Segment Start: GIVEN DATA
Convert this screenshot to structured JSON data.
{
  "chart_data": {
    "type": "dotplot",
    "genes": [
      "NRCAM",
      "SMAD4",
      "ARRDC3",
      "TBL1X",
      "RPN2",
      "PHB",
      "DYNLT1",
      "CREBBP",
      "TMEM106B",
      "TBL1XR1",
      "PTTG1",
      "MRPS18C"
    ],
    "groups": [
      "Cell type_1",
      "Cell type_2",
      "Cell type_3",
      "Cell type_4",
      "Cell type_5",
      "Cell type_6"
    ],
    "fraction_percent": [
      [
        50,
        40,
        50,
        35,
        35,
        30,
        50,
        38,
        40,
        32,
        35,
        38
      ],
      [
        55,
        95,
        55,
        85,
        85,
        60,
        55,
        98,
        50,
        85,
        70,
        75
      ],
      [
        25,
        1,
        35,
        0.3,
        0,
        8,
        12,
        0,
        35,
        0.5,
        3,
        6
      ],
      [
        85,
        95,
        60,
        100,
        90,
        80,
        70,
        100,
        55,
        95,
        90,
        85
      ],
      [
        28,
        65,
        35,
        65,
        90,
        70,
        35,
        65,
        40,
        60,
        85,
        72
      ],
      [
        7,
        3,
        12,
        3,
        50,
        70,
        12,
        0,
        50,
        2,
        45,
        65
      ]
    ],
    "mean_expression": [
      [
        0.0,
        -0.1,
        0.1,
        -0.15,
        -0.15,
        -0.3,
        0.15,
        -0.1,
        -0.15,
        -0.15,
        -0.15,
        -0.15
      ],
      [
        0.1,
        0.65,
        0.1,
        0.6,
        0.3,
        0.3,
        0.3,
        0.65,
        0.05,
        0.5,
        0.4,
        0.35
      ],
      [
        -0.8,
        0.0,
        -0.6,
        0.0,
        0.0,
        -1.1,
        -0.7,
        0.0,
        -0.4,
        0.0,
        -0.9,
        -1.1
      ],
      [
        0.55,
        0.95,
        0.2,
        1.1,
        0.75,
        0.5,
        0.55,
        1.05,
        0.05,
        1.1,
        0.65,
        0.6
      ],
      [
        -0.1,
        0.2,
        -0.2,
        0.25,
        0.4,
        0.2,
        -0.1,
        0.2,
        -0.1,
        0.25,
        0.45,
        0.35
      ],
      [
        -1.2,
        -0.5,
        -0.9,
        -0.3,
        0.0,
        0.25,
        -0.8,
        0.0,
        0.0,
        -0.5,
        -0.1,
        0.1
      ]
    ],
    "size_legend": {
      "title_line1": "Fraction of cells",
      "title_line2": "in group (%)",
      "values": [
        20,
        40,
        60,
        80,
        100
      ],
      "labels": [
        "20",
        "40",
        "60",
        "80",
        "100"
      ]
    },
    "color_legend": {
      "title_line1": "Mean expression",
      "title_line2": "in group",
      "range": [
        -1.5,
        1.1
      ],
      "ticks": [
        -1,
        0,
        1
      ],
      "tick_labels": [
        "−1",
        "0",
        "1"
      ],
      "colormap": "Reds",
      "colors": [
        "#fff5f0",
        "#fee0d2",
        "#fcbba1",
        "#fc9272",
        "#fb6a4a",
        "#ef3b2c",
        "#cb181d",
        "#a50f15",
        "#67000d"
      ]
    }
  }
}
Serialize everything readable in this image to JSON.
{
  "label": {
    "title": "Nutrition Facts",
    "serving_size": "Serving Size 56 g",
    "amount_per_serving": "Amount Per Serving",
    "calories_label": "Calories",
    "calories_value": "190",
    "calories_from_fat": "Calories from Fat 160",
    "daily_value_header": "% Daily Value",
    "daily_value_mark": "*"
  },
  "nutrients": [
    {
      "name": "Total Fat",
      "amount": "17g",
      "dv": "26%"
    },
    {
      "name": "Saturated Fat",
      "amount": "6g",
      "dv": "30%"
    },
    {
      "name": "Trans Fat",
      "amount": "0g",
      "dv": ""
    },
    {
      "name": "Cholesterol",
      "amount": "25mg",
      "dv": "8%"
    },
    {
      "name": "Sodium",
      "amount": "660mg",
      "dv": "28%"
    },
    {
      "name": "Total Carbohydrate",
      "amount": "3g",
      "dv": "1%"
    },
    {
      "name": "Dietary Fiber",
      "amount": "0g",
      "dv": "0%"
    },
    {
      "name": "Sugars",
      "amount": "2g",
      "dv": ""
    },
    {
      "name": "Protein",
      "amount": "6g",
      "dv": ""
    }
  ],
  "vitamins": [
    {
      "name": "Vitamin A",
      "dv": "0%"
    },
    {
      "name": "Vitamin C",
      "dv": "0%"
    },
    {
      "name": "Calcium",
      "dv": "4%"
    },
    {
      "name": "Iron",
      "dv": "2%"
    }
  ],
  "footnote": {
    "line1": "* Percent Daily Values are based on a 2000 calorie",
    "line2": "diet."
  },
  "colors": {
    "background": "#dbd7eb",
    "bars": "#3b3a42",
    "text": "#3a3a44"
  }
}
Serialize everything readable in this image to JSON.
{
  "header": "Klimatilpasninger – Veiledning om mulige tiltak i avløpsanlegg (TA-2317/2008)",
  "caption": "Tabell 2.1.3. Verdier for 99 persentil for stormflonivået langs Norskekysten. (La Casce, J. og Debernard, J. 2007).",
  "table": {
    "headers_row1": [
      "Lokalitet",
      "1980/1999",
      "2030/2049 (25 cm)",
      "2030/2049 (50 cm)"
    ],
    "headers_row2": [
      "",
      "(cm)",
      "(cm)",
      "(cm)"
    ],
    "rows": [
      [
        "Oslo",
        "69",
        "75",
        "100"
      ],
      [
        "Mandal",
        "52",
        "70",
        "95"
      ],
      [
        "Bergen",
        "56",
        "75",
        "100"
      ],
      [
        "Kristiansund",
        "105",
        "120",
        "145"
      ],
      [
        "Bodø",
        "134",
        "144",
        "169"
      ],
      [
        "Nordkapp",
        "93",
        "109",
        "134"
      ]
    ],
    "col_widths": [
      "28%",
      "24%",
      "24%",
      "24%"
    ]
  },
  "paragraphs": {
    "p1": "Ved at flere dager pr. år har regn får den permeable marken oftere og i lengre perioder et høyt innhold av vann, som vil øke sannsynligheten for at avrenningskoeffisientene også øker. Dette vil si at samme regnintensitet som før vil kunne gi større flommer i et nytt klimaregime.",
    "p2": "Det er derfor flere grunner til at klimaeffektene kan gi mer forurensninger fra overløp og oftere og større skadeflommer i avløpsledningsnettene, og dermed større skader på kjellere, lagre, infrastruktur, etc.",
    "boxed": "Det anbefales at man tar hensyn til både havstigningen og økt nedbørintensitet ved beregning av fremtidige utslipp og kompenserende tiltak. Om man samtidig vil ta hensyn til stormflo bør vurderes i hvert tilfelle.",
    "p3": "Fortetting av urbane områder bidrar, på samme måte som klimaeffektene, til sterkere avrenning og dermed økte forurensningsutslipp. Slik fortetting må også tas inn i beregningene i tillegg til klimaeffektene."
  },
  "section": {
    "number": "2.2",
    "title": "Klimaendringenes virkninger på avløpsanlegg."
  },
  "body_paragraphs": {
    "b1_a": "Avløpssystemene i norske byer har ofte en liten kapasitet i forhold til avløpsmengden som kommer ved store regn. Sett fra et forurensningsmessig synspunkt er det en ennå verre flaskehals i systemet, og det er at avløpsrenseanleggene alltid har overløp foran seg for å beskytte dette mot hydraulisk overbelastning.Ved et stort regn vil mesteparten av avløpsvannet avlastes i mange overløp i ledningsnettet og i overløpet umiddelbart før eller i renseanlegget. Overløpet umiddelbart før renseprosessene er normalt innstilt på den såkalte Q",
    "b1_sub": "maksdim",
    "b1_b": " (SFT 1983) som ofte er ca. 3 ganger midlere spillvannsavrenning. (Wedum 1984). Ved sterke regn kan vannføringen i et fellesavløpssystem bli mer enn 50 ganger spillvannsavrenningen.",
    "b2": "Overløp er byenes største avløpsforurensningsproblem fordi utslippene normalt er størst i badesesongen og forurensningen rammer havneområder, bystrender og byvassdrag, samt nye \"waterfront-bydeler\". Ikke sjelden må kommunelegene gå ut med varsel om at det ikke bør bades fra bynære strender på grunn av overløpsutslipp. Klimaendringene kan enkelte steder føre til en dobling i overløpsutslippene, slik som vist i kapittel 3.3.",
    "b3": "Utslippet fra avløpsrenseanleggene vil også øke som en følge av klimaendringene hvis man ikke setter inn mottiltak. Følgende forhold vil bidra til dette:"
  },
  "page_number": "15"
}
Segment End: GIVEN DATA
◆ YOUR ASSIGNMENT
All lines of the data that hold "ikke" need to be copied.

◆ RESULT FOR THIS EXERCISE
    "b2": "Overløp er byenes største avløpsforurensningsproblem fordi utslippene normalt er størst i badesesongen og forurensningen rammer havneområder, bystrender og byvassdrag, samt nye \"waterfront-bydeler\". Ikke sjelden må kommunelegene gå ut med varsel om at det ikke bør bades fra bynære strender på grunn av overløpsutslipp. Klimaendringene kan enkelte steder føre til en dobling i overløpsutslippene, slik som vist i kapittel 3.3.",
    "b3": "Utslippet fra avløpsrenseanleggene vil også øke som en følge av klimaendringene hvis man ikke setter inn mottiltak. Følgende forhold vil bidra til dette:"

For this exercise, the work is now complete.